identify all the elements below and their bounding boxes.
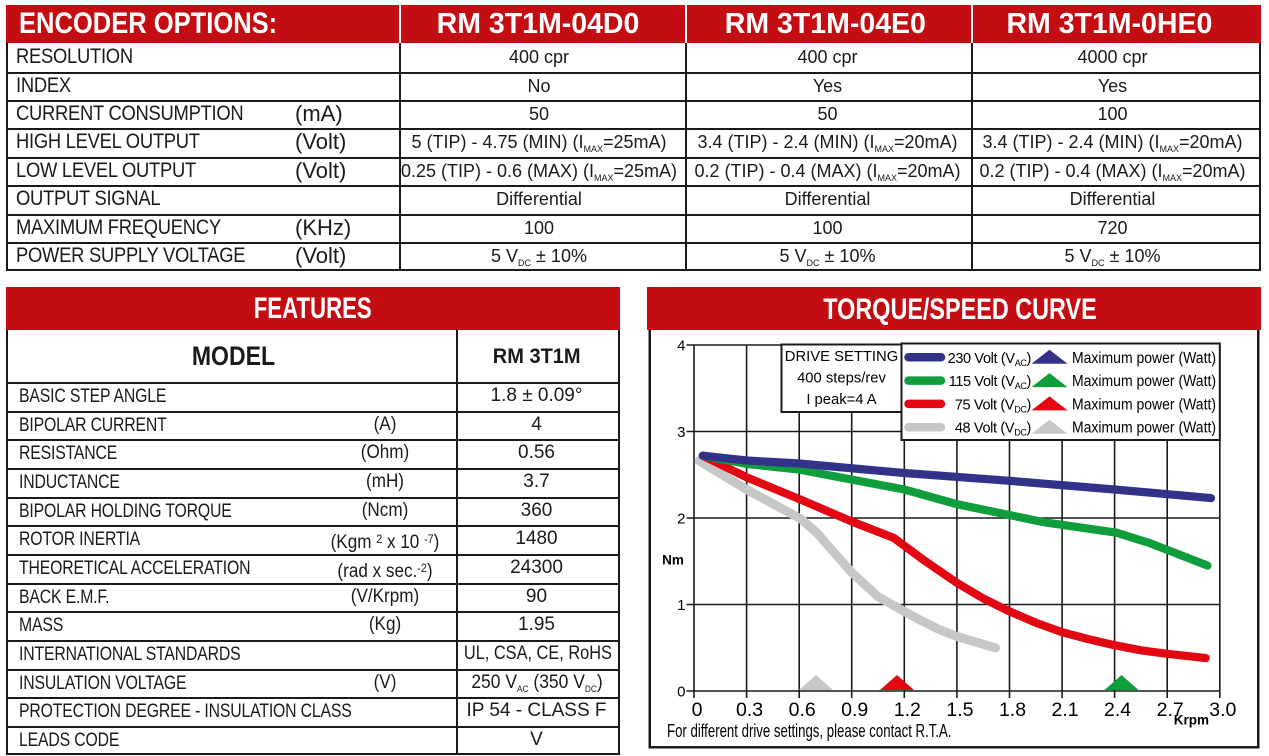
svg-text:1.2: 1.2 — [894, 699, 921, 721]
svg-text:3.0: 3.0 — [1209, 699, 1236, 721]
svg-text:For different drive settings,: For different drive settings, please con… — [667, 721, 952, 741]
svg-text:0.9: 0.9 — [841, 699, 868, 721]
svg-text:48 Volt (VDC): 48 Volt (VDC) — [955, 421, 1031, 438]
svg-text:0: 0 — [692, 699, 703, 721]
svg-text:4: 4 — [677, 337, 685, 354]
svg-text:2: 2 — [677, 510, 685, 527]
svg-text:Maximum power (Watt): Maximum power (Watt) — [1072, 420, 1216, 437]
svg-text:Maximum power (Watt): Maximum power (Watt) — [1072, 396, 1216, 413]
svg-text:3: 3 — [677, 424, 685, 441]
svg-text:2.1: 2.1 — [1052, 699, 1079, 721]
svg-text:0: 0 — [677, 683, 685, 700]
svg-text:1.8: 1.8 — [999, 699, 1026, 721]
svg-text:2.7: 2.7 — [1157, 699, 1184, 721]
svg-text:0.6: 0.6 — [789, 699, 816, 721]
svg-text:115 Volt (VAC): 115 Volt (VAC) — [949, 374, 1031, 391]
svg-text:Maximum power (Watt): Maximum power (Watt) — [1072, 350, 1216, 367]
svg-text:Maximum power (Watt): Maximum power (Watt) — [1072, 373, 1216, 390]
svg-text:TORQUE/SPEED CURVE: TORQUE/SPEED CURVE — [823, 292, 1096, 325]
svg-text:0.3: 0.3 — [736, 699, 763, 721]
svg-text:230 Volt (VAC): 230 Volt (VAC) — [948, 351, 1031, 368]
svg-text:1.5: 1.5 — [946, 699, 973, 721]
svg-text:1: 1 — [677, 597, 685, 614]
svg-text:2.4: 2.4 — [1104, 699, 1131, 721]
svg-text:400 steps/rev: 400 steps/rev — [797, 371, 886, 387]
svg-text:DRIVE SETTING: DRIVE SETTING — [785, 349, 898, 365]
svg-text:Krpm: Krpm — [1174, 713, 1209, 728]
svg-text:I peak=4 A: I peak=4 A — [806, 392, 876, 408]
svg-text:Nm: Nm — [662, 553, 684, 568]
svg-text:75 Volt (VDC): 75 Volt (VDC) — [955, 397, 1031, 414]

⁂

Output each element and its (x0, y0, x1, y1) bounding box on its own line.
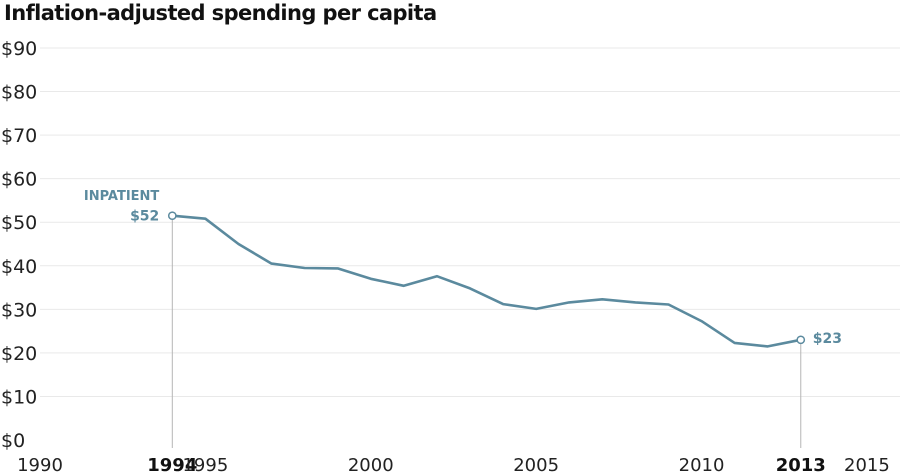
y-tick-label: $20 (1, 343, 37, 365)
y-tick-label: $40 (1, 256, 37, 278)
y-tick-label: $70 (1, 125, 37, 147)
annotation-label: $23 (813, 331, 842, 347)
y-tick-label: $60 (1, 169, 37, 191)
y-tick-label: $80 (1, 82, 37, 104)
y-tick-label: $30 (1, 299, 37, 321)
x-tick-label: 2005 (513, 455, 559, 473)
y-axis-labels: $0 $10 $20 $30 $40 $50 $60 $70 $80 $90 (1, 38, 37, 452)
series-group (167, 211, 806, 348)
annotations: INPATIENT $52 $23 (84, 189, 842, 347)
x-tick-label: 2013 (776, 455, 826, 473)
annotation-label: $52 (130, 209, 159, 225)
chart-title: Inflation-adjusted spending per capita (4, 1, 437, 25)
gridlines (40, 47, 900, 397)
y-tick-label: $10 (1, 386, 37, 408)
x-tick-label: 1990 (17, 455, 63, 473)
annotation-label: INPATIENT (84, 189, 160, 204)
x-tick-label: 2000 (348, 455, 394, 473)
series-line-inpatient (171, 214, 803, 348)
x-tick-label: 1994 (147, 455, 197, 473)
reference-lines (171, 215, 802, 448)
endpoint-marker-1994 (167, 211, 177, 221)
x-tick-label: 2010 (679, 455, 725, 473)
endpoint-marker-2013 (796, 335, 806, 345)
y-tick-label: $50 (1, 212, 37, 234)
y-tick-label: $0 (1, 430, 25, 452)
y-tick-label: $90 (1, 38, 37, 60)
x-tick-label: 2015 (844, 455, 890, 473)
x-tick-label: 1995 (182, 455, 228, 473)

⁂

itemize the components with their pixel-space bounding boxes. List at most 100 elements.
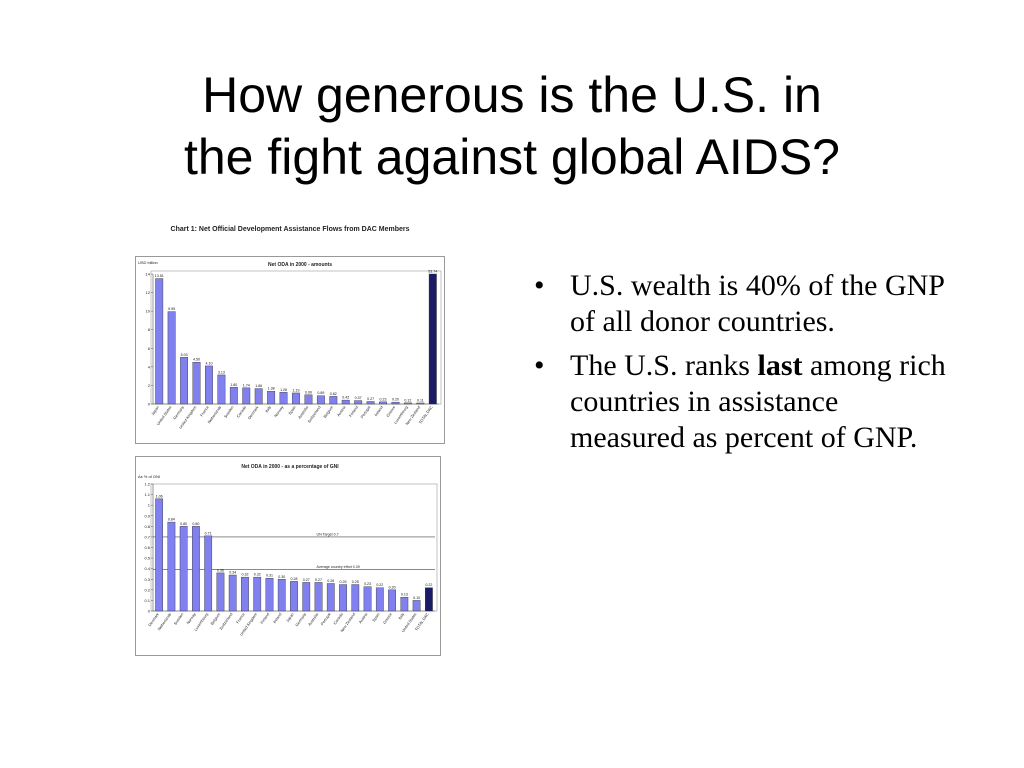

⁂

> [Problem statement]: Rewrite the part of the data that opens with the line containing "Output each element" and closes with the line containing "y-tick-label: $0 (1, 430, 25, 452)", putting "callout-label" wherever "annotation-label" appears and leaving everything else unchanged. Give only those lines, without the pictures.

> [Output of the exercise]:
Output each element and its (x0, y0, x1, y1) bounding box on its own line.
y-tick-label: $20 (1, 343, 37, 365)
y-tick-label: $40 (1, 256, 37, 278)
y-tick-label: $70 (1, 125, 37, 147)
callout-label: $23 (813, 331, 842, 347)
y-tick-label: $60 (1, 169, 37, 191)
y-tick-label: $80 (1, 82, 37, 104)
y-tick-label: $30 (1, 299, 37, 321)
x-tick-label: 2005 (513, 455, 559, 473)
y-axis-labels: $0 $10 $20 $30 $40 $50 $60 $70 $80 $90 (1, 38, 37, 452)
series-group (167, 211, 806, 348)
annotations: INPATIENT $52 $23 (84, 189, 842, 347)
x-tick-label: 2013 (776, 455, 826, 473)
callout-label: $52 (130, 209, 159, 225)
chart-title: Inflation-adjusted spending per capita (4, 1, 437, 25)
gridlines (40, 47, 900, 397)
y-tick-label: $10 (1, 386, 37, 408)
x-tick-label: 1990 (17, 455, 63, 473)
callout-label: INPATIENT (84, 189, 160, 204)
x-tick-label: 2000 (348, 455, 394, 473)
series-line-inpatient (171, 214, 803, 348)
x-tick-label: 1994 (147, 455, 197, 473)
reference-lines (171, 215, 802, 448)
endpoint-marker-1994 (167, 211, 177, 221)
x-tick-label: 2010 (679, 455, 725, 473)
endpoint-marker-2013 (796, 335, 806, 345)
y-tick-label: $50 (1, 212, 37, 234)
y-tick-label: $0 (1, 430, 25, 452)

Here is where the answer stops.